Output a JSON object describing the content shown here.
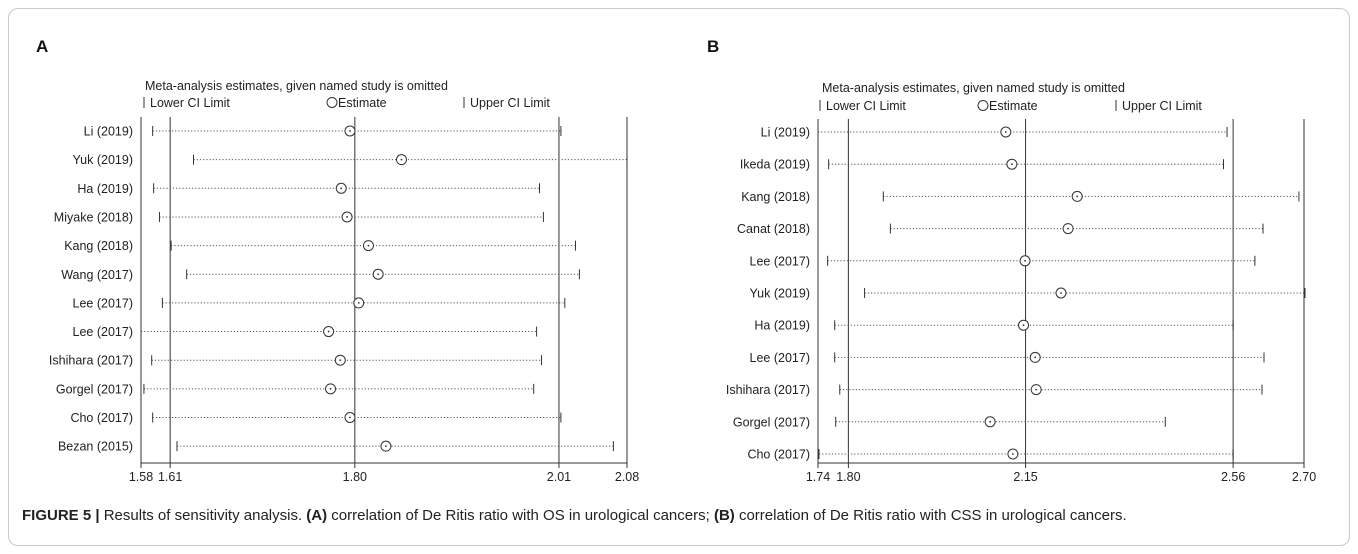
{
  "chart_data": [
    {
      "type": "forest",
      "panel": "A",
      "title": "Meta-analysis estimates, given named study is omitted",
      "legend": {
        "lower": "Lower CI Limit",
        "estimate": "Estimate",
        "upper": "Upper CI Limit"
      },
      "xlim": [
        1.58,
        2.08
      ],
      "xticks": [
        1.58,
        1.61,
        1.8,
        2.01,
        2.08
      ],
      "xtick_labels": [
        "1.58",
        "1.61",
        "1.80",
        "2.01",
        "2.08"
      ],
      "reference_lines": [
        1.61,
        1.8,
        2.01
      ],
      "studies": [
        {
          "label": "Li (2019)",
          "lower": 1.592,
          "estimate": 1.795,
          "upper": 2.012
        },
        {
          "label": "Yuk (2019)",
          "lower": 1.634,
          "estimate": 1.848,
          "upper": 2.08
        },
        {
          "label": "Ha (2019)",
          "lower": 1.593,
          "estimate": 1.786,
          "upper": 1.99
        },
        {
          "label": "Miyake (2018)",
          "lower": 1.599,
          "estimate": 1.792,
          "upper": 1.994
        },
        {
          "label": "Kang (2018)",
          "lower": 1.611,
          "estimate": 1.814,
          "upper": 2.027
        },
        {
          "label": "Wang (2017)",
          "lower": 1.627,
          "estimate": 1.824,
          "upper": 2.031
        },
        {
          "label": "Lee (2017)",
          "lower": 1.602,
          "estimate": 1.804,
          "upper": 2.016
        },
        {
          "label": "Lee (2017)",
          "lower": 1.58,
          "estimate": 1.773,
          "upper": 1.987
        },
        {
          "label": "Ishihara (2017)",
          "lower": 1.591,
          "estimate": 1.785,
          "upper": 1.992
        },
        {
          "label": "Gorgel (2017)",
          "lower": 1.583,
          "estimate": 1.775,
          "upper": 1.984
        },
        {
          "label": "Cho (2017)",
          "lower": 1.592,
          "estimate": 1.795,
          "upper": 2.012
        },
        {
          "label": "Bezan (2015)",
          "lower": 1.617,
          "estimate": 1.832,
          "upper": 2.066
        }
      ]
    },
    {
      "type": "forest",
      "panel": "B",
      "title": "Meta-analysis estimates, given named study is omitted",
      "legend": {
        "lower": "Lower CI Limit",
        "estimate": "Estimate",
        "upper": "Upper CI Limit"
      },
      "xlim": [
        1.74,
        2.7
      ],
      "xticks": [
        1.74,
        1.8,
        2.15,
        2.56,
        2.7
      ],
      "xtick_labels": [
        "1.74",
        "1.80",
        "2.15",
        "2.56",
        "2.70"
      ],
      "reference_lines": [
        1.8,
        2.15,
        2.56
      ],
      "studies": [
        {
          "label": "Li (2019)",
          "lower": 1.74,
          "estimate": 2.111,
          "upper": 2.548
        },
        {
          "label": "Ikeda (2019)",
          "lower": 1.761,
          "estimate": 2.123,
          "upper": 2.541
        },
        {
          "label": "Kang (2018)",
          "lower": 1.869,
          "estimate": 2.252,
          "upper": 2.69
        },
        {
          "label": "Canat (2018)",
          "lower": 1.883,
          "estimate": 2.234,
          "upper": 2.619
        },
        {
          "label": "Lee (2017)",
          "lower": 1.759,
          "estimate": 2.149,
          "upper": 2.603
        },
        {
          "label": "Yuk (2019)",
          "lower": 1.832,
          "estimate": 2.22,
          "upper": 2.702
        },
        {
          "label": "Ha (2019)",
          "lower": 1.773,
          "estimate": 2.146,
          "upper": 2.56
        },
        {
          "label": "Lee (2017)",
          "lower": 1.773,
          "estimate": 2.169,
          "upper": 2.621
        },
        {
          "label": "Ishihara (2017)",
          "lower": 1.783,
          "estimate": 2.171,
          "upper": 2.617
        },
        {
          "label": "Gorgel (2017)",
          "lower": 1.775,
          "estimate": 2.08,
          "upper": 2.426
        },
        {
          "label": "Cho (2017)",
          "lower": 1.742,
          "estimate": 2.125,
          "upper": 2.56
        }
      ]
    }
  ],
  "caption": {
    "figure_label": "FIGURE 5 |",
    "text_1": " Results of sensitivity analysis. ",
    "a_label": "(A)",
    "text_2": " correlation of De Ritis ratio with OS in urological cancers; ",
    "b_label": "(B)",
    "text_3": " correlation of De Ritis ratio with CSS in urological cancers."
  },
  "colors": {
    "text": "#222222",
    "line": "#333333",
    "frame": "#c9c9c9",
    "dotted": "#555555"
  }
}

...

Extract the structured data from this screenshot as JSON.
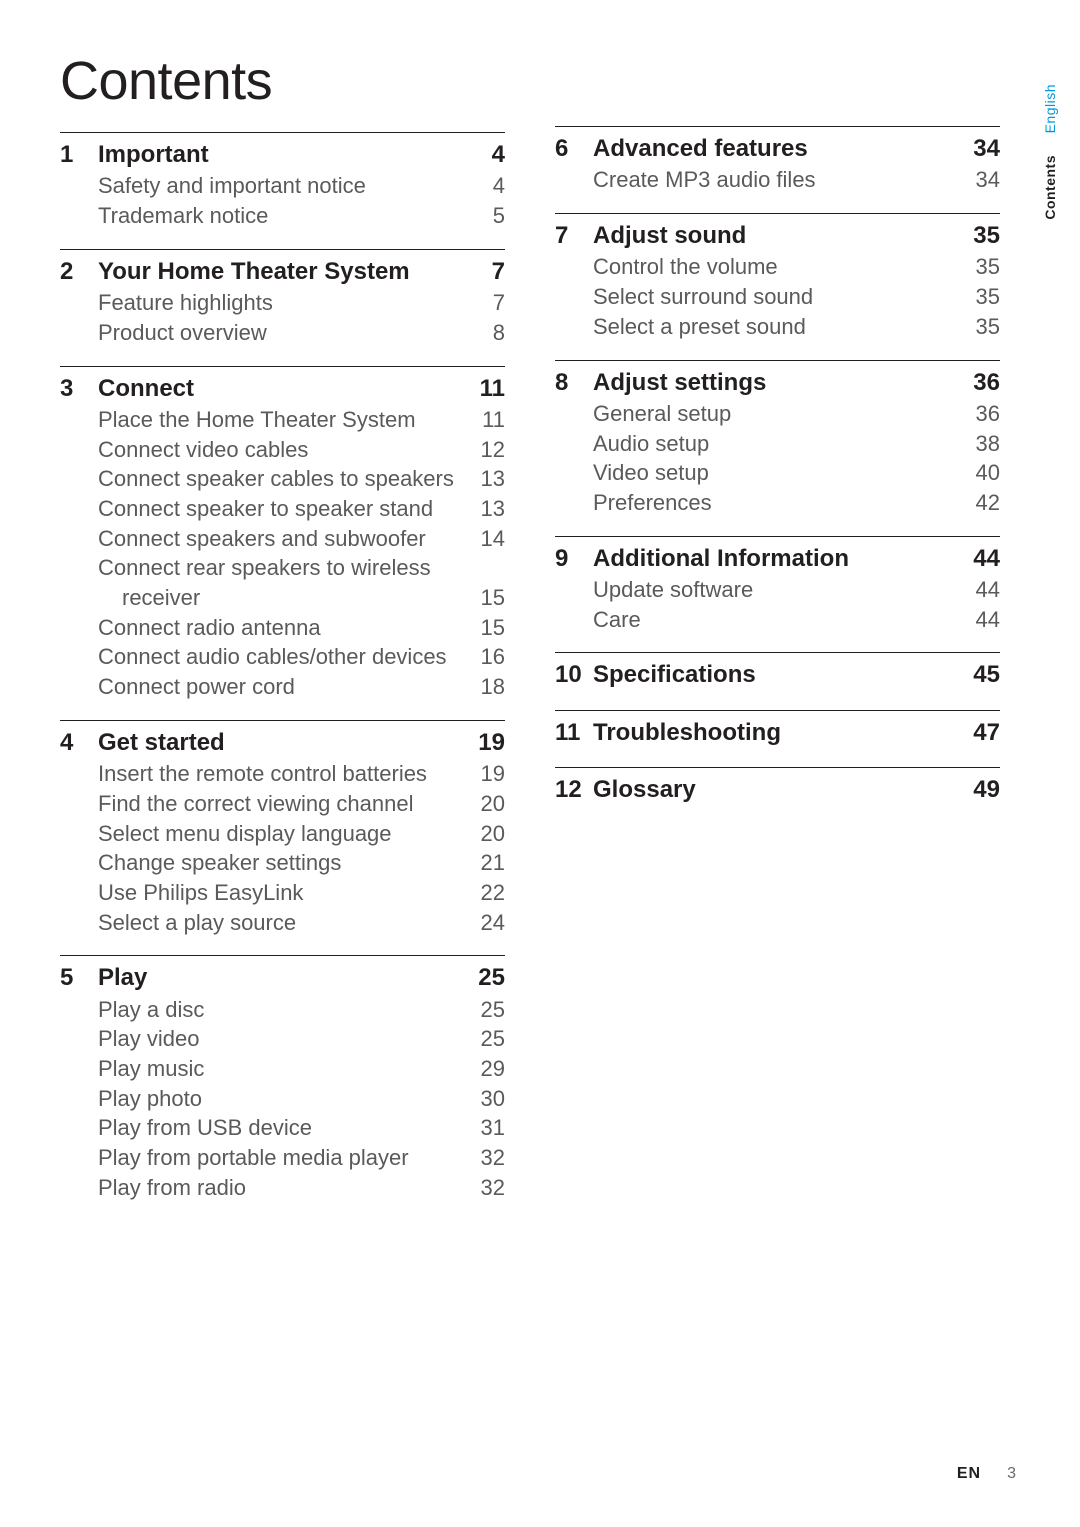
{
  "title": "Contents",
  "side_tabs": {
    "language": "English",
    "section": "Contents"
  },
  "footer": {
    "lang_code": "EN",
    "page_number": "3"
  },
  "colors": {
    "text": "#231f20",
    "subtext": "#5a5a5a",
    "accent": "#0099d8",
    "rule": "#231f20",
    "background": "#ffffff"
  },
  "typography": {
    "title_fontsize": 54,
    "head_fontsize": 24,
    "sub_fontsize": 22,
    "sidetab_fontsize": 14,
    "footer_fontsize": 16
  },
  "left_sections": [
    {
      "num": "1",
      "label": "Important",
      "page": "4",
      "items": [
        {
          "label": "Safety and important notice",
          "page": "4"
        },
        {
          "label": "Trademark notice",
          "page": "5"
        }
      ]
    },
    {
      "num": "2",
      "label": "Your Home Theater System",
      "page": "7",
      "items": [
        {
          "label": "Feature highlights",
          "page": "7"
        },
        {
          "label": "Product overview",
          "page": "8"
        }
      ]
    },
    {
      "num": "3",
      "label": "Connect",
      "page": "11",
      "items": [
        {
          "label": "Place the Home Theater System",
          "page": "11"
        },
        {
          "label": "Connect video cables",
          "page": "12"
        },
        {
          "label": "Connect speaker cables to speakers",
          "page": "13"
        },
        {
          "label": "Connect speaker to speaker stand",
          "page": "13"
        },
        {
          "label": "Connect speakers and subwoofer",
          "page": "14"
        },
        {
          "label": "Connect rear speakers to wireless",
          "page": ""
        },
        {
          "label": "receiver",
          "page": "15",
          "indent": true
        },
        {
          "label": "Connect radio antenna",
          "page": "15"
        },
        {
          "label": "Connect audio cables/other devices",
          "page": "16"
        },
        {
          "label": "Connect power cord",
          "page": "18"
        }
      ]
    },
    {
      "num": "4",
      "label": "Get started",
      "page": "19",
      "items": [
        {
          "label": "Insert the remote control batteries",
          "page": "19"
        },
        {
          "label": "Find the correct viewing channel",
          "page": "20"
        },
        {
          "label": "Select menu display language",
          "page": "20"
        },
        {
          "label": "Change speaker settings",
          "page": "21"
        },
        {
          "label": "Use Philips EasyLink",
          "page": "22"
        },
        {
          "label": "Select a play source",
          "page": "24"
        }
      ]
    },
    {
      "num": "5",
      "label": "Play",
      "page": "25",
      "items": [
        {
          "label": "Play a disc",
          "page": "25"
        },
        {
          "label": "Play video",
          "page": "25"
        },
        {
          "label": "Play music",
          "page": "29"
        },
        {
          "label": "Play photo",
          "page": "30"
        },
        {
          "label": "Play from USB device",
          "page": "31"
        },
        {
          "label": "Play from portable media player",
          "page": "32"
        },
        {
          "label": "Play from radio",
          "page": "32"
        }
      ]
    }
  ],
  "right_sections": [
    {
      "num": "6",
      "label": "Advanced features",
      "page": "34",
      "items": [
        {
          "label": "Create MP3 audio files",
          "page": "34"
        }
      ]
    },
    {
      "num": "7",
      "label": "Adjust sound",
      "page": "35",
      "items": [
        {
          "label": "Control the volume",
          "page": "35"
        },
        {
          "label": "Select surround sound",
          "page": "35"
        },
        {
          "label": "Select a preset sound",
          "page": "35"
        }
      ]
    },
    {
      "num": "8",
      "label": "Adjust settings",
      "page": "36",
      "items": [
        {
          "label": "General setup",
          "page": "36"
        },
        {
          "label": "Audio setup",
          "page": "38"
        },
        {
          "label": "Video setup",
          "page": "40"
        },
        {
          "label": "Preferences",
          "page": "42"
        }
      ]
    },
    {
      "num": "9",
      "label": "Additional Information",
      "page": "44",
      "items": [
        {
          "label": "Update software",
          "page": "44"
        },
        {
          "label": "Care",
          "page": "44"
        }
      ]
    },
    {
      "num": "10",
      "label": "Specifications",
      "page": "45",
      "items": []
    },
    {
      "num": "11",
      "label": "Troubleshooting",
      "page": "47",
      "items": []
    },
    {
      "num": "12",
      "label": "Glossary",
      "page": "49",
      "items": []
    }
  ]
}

▸ **Given request**
Copy out every line from the records that has the word "notice".

▸ **Written solution**
          "label": "Safety and important notice",
          "label": "Trademark notice",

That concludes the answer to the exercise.